-------- Material provided

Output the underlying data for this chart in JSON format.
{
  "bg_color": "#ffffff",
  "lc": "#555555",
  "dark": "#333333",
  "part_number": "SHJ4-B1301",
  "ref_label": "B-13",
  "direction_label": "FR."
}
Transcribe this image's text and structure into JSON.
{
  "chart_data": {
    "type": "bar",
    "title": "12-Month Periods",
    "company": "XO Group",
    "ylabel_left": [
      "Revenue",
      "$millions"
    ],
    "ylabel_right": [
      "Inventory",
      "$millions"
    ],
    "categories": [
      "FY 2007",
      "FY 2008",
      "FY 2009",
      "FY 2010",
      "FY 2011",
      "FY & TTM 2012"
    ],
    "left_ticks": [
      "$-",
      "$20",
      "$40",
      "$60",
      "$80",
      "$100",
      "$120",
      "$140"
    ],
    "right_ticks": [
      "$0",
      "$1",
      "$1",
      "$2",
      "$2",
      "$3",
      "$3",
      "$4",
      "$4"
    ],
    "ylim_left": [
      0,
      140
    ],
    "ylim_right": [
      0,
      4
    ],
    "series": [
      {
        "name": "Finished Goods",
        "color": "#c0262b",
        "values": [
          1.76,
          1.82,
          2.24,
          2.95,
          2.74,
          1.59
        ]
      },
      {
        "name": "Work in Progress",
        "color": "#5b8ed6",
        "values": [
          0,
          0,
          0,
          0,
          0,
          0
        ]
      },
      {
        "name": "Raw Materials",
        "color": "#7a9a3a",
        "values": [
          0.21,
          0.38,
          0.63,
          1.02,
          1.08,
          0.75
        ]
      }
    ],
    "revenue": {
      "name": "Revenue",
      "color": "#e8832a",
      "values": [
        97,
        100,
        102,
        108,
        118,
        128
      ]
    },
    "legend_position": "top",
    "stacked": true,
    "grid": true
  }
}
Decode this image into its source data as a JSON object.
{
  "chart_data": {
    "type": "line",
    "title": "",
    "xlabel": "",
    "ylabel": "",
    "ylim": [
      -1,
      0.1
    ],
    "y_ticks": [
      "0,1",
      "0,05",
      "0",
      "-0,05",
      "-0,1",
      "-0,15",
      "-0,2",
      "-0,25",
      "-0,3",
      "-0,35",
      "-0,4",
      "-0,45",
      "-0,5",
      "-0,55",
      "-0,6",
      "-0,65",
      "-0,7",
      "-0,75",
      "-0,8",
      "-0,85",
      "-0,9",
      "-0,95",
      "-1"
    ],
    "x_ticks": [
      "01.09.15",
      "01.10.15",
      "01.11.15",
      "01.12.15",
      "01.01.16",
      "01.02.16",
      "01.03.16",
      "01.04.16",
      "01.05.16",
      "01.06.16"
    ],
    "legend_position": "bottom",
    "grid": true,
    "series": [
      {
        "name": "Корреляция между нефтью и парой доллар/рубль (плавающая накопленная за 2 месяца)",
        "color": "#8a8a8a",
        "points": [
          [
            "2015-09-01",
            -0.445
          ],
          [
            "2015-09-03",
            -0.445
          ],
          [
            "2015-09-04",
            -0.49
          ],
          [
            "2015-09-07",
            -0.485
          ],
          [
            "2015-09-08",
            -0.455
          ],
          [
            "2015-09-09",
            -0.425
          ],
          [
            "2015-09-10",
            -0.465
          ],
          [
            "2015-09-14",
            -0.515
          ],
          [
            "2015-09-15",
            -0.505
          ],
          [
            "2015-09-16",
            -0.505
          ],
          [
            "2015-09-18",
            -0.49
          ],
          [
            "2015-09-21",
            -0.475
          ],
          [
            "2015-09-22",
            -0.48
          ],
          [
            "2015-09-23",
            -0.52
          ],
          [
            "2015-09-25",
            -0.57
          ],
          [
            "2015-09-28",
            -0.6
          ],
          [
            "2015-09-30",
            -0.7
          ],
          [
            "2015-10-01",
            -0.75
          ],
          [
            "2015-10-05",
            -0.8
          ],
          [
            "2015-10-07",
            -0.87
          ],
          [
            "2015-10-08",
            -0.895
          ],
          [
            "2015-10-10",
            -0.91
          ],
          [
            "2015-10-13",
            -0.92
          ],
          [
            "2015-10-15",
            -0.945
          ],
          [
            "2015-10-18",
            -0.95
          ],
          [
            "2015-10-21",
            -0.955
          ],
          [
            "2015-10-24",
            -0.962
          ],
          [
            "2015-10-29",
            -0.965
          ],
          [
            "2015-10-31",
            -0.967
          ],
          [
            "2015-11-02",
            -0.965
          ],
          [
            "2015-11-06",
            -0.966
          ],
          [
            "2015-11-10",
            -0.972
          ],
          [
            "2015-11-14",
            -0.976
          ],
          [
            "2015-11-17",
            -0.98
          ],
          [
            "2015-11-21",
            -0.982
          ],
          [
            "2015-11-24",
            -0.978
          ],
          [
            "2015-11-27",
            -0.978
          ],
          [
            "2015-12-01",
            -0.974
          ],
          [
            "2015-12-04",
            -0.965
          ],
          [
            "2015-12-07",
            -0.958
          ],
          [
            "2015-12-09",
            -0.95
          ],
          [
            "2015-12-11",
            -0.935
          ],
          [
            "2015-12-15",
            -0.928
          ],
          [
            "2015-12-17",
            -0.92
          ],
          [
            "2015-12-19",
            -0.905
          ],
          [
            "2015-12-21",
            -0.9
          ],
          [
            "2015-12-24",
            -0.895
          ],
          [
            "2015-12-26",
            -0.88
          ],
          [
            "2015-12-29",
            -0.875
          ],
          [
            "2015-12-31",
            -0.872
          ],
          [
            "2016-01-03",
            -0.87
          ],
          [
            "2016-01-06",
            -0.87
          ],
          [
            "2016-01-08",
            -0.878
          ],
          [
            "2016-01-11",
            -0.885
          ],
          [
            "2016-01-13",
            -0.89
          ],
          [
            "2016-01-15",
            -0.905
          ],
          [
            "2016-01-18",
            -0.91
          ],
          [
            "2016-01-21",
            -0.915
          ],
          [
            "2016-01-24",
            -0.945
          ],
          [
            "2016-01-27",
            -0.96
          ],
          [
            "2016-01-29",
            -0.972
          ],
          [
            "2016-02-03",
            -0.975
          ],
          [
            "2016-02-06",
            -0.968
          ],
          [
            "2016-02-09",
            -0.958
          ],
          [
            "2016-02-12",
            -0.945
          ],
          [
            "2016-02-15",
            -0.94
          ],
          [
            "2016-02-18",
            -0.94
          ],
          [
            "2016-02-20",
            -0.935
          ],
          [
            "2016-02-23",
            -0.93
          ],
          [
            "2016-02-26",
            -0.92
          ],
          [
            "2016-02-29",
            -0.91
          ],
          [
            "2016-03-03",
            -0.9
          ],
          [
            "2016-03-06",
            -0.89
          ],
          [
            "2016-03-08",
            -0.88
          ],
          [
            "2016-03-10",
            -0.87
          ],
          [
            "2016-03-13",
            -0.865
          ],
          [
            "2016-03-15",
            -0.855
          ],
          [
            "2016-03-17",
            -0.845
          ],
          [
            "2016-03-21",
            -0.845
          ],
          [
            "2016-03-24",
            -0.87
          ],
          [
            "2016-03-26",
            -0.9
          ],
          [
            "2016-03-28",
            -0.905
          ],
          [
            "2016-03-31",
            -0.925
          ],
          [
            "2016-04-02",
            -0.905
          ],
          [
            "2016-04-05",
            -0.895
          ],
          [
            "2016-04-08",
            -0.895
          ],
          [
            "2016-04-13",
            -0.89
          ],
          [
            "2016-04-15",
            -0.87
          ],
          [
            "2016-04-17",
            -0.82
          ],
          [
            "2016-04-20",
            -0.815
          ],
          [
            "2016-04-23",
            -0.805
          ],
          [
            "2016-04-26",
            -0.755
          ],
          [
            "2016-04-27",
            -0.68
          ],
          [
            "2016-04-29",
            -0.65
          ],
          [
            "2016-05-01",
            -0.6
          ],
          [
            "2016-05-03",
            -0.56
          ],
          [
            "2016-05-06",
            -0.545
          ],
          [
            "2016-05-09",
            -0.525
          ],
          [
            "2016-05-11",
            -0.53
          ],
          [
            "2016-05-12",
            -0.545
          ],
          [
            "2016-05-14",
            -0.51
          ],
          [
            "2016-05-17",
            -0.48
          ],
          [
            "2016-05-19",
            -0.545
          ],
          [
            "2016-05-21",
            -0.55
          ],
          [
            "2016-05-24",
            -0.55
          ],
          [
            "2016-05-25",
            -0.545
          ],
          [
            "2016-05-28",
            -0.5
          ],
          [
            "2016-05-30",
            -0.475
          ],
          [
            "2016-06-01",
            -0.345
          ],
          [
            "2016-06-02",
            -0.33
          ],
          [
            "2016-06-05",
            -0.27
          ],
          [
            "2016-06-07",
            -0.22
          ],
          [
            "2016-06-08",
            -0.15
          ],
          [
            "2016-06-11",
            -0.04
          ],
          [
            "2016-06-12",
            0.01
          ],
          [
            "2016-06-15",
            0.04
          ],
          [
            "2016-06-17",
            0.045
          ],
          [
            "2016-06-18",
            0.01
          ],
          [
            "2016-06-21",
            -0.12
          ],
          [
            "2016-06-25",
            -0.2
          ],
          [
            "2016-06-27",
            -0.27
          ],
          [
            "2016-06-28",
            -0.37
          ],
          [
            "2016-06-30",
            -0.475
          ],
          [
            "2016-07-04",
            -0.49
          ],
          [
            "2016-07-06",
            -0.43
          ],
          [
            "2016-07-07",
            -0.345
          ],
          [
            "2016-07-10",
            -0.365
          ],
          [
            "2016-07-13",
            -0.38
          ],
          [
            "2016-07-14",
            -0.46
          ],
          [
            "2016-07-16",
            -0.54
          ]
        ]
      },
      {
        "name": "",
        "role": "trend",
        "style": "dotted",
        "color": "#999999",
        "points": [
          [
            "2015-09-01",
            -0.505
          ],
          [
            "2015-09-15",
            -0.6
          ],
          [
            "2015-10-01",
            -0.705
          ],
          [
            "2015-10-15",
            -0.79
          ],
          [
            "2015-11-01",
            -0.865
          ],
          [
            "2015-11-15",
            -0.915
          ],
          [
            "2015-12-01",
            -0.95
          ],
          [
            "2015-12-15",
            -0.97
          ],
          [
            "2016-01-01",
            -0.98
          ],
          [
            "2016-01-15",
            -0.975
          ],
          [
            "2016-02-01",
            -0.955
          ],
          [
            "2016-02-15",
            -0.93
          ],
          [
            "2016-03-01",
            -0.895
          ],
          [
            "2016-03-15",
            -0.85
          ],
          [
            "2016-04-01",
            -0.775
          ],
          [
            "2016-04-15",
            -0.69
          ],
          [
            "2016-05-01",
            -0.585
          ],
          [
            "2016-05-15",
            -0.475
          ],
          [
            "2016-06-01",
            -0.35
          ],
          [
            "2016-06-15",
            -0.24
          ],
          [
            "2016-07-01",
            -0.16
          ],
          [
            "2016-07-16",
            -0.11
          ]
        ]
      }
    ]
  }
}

----------------

### Task description
Copy each line above where the string "into" occurs.

### Task result
Transcribe this image's text and structure into JSON.
Decode this image into its source data as a JSON object.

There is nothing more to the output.